YOUR INSTRUCTIONS: Return each line of the data below exactly, omitting any pictures.

>> START

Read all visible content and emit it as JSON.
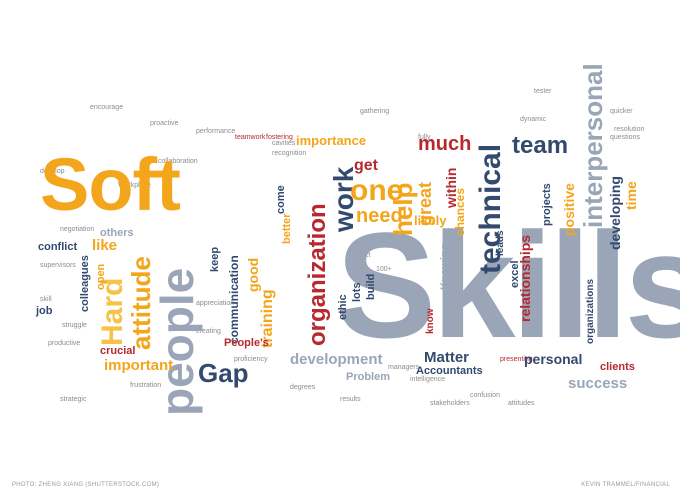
{
  "cloud": {
    "soft": "Soft",
    "skills": "Skills",
    "people": "people",
    "hard": "Hard",
    "attitude": "attitude",
    "gap": "Gap",
    "organization": "organization",
    "work": "work",
    "technical": "technical",
    "team": "team",
    "interpersonal": "interpersonal",
    "one": "one",
    "need": "need",
    "much": "much",
    "great": "great",
    "help": "help",
    "get": "get",
    "within": "within",
    "chances": "chances",
    "likely": "likely",
    "positive": "positive",
    "developing": "developing",
    "time": "time",
    "relationships": "relationships",
    "development": "development",
    "matter": "Matter",
    "personal": "personal",
    "success": "success",
    "clients": "clients",
    "accountants": "Accountants",
    "problem": "Problem",
    "important": "important",
    "crucial": "crucial",
    "training": "training",
    "communication": "communication",
    "good": "good",
    "better": "better",
    "importance": "importance",
    "like": "like",
    "others": "others",
    "conflict": "conflict",
    "colleagues": "colleagues",
    "open": "open",
    "job": "job",
    "keep": "keep",
    "ethic": "ethic",
    "lots": "lots",
    "build": "build",
    "peoples": "People's",
    "excel": "excel",
    "organizations": "organizations",
    "leads": "leads",
    "know": "know",
    "knowing": "Knowing",
    "projects": "projects",
    "come": "come",
    "teamwork": "teamwork",
    "collaboration": "collaboration",
    "fostering": "fostering",
    "frustration": "frustration",
    "struggle": "struggle",
    "presenting": "presenting",
    "tester": "tester"
  },
  "credits": {
    "left": "PHOTO: ZHENG XIANG (SHUTTERSTOCK.COM)",
    "right": "KEVIN TRAMMEL/FINANCIAL"
  }
}
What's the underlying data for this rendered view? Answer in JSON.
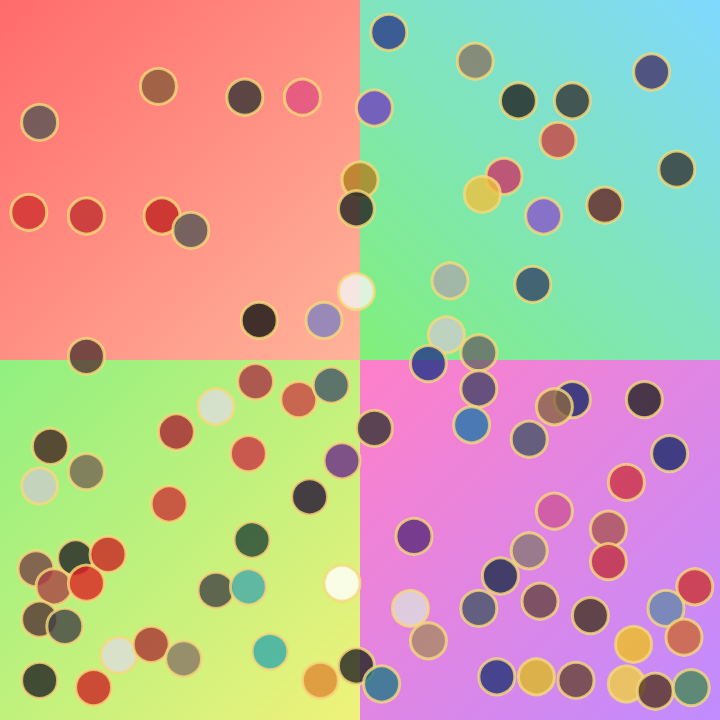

>> END

RESPONSE TO THE EXERCISE:
Read all visible content and emit it as JSON.
{
  "cloud": {
    "soft": "Soft",
    "skills": "Skills",
    "people": "people",
    "hard": "Hard",
    "attitude": "attitude",
    "gap": "Gap",
    "organization": "organization",
    "work": "work",
    "technical": "technical",
    "team": "team",
    "interpersonal": "interpersonal",
    "one": "one",
    "need": "need",
    "much": "much",
    "great": "great",
    "help": "help",
    "get": "get",
    "within": "within",
    "chances": "chances",
    "likely": "likely",
    "positive": "positive",
    "developing": "developing",
    "time": "time",
    "relationships": "relationships",
    "development": "development",
    "matter": "Matter",
    "personal": "personal",
    "success": "success",
    "clients": "clients",
    "accountants": "Accountants",
    "problem": "Problem",
    "important": "important",
    "crucial": "crucial",
    "training": "training",
    "communication": "communication",
    "good": "good",
    "better": "better",
    "importance": "importance",
    "like": "like",
    "others": "others",
    "conflict": "conflict",
    "colleagues": "colleagues",
    "open": "open",
    "job": "job",
    "keep": "keep",
    "ethic": "ethic",
    "lots": "lots",
    "build": "build",
    "peoples": "People's",
    "excel": "excel",
    "organizations": "organizations",
    "leads": "leads",
    "know": "know",
    "knowing": "Knowing",
    "projects": "projects",
    "come": "come",
    "teamwork": "teamwork",
    "collaboration": "collaboration",
    "fostering": "fostering",
    "frustration": "frustration",
    "struggle": "struggle",
    "presenting": "presenting",
    "tester": "tester"
  },
  "credits": {
    "left": "PHOTO: ZHENG XIANG (SHUTTERSTOCK.COM)",
    "right": "KEVIN TRAMMEL/FINANCIAL"
  }
}
What's the underlying data for this rendered view? Answer in JSON.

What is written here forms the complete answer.